▶ [RECORDED INFORMATION]:
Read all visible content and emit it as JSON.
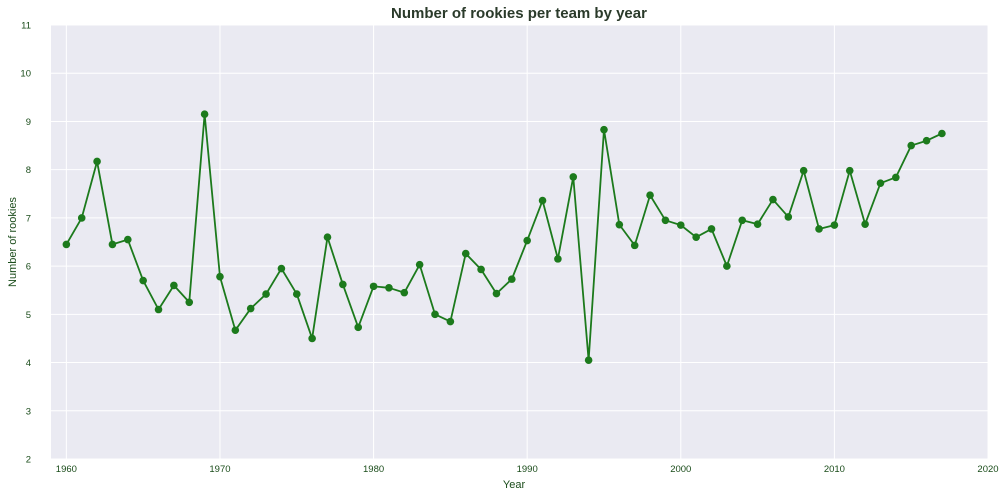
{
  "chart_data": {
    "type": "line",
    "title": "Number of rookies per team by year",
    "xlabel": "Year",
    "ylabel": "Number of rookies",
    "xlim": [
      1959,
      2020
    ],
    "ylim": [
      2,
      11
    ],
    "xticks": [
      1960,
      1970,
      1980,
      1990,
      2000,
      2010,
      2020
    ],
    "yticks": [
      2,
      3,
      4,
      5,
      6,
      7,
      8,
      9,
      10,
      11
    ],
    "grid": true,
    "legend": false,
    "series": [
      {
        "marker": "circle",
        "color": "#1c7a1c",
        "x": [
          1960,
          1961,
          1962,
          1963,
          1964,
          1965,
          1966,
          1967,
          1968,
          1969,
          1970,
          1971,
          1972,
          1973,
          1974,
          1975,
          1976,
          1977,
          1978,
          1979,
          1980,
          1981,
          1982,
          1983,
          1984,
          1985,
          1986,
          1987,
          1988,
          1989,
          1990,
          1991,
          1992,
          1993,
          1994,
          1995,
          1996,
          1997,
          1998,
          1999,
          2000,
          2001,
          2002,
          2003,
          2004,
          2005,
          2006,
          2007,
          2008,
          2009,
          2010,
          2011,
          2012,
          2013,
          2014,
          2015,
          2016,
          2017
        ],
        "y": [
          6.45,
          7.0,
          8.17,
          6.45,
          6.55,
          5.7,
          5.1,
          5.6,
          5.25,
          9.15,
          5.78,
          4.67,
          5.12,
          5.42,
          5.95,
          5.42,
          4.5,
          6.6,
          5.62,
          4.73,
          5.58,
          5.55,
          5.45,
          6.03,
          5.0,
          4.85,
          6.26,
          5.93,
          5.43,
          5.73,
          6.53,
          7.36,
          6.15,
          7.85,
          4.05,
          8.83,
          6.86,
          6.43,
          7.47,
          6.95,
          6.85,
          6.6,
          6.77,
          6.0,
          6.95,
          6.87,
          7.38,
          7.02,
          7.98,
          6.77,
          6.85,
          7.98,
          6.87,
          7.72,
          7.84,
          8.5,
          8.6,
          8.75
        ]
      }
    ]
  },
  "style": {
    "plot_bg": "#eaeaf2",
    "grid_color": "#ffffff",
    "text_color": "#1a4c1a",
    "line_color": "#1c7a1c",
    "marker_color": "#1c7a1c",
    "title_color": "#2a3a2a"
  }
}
==
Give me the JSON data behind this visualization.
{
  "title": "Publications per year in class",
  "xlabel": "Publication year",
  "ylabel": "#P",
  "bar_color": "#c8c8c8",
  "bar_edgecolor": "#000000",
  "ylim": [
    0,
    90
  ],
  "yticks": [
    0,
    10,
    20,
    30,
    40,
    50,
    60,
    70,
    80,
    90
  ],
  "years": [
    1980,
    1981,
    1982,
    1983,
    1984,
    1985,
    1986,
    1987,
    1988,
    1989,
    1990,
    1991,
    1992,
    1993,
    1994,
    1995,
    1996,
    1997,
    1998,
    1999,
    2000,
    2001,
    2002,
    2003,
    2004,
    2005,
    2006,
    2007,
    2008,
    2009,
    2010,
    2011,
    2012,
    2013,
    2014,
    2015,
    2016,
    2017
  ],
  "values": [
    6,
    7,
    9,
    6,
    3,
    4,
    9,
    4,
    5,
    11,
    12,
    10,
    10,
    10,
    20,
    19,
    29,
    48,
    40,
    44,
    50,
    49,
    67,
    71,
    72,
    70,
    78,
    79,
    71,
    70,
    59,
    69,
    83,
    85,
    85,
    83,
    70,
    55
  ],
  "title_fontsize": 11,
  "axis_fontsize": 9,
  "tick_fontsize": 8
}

▶ [GOAL OF THE EXERCISE]: Within the listing above, find every line containing the string "rookies" and return it.

▶ [EXERCISE SOLUTION]:
    "title": "Number of rookies per team by year",
    "ylabel": "Number of rookies",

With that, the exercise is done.